### WORK INSTRUCTIONS
- 1) In the passage about the Steam hardware survey, what percentage of Windows systems ran Simplified Chinese in August?
- 2) Please pick up the passage about the Steam hardware survey after its final sentence and keep writing it, not the data.

### PASSAGE TO READ
That doesn't surprise me at all: the Steam survey is a quarterly thing, so I would expect a burst of survey requests to go out at whatever time the survey sampling period starts and people who have multiple PCs with Steam running to get up to as many survey requests.
How do you figure? It gets posted with new data every month, meaning it would be a monthly thing, not quarterly. I think it might sample specific PCs individually — again, that's NOT random! — but the data definitely changes every month. I should start keeping a record of precisely when I get sampled and on what hardware, just for kicks and giggles.
 
The internet cafe multi-counting problem occurred a couple of years back and Steam fixed the problem.
It's been "fixed" more than once. And it looks like it may be in need of fixing again.

The Language section can provide an indication of whether a certain region is getting polled to a greater extent than usual, and sure enough, we see the percentage of Windows systems running "Simplified Chinese" has skyrocketed from the previous month, going from 23.58% of systems in July up to 31.04% in August. Those 7.46 percentage points means the relative share of systems running that language has supposedly increased by nearly a third from one month to the next.

Korean systems also skyrocketed according to the data, going from 1.75% in July up to 3.04% in August. Though interestingly, their share in July had been more than cut in half compared to June, so perhaps Valve performed a correction then, only to have their fix break again the following month. Both countries have a large number of net cafes, which suggests there may once again be issues related to those.

The big change in the demographic has undoubtedly skewed results across the survey. Just look at the Windows version data as a good example. Windows 7 64-bit inexplicably climbed from 5.68% up to 9.00% between the July and August surveys. And back in the May survey, the OS accounted for only 2.04% of systems, with Windows 10 at 96.56%. So, over the course of just three months, Windows 7 64-bit's usage share has supposedly increased to over four times what it had been.

### RECORD EXCERPTS
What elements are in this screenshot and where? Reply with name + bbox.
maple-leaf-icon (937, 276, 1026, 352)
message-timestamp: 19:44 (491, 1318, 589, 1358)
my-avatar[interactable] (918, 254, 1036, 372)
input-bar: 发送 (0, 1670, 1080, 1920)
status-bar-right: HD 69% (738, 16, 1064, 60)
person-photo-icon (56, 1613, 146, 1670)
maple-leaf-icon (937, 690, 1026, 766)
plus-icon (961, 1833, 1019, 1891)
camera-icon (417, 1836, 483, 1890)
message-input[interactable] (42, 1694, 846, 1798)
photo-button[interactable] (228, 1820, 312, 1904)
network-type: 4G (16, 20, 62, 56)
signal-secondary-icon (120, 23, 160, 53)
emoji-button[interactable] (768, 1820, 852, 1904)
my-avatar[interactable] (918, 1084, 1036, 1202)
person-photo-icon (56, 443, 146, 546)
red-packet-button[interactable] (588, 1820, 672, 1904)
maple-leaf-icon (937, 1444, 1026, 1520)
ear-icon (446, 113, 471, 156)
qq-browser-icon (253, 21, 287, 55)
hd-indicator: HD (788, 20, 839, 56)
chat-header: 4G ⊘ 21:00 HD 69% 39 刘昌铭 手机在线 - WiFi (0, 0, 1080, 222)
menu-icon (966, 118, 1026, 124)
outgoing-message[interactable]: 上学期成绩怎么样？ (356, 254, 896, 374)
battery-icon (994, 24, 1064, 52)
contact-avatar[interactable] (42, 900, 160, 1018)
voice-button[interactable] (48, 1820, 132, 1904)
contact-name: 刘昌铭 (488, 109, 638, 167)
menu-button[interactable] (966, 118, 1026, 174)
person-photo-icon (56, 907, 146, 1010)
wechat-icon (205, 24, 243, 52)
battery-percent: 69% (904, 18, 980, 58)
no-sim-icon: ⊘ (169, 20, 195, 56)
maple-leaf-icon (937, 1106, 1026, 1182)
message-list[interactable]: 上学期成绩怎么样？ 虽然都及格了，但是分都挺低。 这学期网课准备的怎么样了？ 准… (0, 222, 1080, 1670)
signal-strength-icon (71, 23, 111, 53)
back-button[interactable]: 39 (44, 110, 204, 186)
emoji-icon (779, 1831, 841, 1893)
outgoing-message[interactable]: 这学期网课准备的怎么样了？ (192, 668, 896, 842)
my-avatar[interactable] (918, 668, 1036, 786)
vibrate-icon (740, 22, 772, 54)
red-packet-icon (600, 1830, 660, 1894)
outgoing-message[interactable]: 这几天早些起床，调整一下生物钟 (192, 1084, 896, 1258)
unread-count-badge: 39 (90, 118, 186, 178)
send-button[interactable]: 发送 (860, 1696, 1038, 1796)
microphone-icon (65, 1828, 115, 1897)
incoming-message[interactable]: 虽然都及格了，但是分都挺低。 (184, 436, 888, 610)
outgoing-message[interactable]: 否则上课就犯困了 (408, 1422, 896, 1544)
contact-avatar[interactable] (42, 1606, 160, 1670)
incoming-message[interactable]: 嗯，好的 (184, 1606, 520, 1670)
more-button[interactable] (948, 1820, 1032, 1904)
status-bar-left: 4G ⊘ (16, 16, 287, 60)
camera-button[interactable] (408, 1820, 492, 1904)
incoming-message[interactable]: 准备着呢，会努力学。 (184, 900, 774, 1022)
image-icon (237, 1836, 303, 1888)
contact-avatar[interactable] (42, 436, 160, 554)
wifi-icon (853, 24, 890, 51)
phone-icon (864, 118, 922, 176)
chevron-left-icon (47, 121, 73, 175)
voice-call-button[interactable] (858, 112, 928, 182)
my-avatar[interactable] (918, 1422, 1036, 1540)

### SOLVED TASKS
- 1) 31.04%

- 2)
While the Steam survey can have some usefulness in showing trends over longer periods of time, it's probably not a good way to analyze short-term changes. It really needs a major overhaul to be more useful, such as by allowing data to be filtered to specific regions and other criteria.

That being said, I do suspect Nividia's share of graphics card sales relative to AMD is currently higher than usual. Nvidia is mostly just making graphics hardware on the 10nm node, whereas AMD needs to divide its 7nm production between CPUs, GPUs and console APUs. They are contractually obligated to make tens of millions of large console chips for Microsoft and Sony, and when it comes to deciding whether to dedicate the rest of their capacity to CPUs or GPUs, the CPUs are undoubtedly far more profitable on a per-wafer basis. So, only a relatively small portion of their production has likely going toward graphics card chips.
 
The Steam survey is the farthest thing from a scientifically reliable statistic because it is exclusively opt-in, and Valve never lets on to how many people per month opt-in to the survey--it is not automatically tabulated by Valve--the company is well-mannered enough to make the hardware survey opt-in only, so that it will not be compiling stats from people's machines without their permission. Lots of people are very sensitive about that sort of thing today. JPR results, even, are not furnished by the companies, but are estimates they compile from speaking to various retailers.

My theory is that people make a lot of noise about month-to-month Steam survey percentages on slow news days, basically...😉
 
i'm just tired seeing the debate that has been going on for years about the validity of steam hardware survey. that's all.
The thing is we sort of have to put in the disclaimer every time. If Steam used valid statistical survey methods, and said as much, we could simply point to the stats behind how the survey gets conducted. Again, any basic statistics course should make people question the Steam Hardware Survey, simply because there are far too many unknowns. It doesn't make the survey useless, but it's very likely a biased survey that should be taken with a nice scoop of salt.